- _Instructions to follow_
Find every line with the word "Stellen" and give their count, nothing else.

==== Data for processing

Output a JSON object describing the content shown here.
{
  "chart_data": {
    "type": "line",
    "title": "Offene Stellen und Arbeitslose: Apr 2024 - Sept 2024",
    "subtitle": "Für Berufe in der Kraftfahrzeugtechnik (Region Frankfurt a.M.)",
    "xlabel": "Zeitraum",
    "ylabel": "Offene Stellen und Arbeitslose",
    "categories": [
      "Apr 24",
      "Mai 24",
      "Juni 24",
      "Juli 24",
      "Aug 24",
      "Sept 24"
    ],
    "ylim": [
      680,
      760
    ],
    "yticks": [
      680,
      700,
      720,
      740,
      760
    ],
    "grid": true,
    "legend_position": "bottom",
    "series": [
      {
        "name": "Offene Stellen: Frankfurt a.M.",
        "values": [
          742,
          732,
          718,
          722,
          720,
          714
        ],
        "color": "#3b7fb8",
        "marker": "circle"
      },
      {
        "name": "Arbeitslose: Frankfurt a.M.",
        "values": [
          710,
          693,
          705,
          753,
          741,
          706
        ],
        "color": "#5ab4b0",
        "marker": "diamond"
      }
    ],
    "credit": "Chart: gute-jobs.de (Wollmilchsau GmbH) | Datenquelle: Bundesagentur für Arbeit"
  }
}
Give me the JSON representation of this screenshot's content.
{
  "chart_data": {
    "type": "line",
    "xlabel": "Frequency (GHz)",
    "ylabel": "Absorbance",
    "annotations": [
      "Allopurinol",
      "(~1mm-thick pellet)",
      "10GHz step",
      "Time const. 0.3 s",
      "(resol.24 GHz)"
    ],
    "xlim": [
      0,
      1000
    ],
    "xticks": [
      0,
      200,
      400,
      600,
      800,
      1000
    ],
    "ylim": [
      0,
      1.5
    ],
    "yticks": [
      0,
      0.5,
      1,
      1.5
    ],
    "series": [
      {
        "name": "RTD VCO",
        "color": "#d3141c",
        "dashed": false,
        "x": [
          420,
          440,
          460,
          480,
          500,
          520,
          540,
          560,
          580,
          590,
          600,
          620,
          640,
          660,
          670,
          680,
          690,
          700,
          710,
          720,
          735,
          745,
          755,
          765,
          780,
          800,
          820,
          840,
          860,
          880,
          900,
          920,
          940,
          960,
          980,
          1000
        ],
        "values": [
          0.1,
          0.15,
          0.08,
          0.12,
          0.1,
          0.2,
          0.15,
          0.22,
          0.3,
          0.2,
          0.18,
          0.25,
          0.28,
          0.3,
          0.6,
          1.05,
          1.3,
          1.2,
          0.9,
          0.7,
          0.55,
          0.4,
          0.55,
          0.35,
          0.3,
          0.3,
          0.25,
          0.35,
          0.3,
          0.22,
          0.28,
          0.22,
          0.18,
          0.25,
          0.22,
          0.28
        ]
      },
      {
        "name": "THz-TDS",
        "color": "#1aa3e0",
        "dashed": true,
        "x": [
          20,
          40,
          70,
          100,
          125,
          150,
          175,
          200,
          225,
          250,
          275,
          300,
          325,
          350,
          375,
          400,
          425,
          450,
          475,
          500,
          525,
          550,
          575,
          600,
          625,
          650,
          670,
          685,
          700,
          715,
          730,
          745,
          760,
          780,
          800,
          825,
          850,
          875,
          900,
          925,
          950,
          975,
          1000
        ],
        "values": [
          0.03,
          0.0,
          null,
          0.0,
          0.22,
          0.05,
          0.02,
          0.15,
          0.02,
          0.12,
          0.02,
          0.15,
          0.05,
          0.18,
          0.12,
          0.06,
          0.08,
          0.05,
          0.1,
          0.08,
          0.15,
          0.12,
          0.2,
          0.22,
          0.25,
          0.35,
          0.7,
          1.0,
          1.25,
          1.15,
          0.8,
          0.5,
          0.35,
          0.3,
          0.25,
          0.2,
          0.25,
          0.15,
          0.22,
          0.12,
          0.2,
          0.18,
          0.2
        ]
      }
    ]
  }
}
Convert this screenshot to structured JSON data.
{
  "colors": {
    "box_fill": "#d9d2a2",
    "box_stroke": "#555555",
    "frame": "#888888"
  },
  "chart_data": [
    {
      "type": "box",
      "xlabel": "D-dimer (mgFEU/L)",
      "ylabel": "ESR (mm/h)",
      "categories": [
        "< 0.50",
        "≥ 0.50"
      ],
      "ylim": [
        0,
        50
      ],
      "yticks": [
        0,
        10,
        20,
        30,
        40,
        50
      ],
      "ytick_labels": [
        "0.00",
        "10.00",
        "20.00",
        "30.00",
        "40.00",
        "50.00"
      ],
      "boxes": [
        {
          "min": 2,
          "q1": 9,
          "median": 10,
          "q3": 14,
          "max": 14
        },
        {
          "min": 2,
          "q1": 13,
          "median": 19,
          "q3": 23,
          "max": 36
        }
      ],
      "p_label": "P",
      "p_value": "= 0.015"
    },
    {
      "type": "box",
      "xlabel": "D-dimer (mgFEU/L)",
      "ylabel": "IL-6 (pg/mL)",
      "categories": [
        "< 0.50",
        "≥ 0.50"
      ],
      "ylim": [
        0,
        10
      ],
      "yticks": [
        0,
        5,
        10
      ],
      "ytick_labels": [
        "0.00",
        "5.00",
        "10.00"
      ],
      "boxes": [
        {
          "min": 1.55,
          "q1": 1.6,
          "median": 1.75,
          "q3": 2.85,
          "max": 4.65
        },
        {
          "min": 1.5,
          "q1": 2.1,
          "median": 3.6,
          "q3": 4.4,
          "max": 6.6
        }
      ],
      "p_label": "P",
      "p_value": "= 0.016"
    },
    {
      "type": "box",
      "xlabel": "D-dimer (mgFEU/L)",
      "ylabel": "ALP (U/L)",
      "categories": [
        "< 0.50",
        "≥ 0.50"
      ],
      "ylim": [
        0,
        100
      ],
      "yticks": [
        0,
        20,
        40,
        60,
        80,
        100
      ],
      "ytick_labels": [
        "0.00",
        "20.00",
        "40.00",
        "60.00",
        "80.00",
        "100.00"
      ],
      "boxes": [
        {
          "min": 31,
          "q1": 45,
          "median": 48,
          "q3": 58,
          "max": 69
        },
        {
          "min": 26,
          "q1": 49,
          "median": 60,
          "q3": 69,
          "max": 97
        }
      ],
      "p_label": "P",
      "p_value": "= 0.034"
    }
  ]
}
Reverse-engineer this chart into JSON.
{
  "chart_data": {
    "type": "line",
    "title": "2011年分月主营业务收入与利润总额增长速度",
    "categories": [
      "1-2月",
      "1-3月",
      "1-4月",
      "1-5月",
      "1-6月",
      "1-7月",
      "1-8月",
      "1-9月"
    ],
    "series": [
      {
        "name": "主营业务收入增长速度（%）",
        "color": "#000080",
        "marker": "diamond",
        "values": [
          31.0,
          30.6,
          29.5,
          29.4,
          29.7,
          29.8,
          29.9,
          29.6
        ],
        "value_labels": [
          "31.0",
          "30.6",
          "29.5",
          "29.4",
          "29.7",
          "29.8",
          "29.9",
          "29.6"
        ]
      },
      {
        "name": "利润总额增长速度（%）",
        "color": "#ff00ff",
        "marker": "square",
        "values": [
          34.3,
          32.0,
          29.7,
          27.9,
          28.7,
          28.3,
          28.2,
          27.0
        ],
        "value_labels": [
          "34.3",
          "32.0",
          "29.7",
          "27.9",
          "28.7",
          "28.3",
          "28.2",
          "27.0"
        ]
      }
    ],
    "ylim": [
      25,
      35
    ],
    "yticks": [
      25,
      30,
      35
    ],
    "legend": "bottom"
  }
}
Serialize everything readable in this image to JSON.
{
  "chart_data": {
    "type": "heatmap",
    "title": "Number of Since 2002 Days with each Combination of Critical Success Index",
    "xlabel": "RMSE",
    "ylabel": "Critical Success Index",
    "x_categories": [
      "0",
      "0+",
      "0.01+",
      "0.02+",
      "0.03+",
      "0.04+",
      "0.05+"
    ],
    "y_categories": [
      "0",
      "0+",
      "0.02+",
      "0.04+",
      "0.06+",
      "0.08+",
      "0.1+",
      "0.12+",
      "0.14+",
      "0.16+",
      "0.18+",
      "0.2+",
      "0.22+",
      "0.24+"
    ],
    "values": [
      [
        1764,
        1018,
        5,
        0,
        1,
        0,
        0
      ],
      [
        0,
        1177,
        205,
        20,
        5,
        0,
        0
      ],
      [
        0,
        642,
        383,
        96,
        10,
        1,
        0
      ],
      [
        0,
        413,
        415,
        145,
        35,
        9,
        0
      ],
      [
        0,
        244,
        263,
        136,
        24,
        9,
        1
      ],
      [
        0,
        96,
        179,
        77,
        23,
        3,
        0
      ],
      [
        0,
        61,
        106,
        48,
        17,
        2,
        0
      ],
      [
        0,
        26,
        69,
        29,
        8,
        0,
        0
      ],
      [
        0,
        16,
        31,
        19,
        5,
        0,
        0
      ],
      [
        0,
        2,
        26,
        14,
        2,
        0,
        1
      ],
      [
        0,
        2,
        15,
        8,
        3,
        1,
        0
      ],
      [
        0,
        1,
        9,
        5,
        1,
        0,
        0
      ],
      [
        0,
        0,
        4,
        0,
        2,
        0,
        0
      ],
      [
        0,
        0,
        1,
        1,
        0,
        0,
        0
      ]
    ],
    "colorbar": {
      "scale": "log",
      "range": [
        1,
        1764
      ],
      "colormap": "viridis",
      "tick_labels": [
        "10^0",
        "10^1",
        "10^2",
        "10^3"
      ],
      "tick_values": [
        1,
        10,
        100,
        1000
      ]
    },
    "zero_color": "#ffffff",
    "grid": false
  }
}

========

- _Response to this task_
3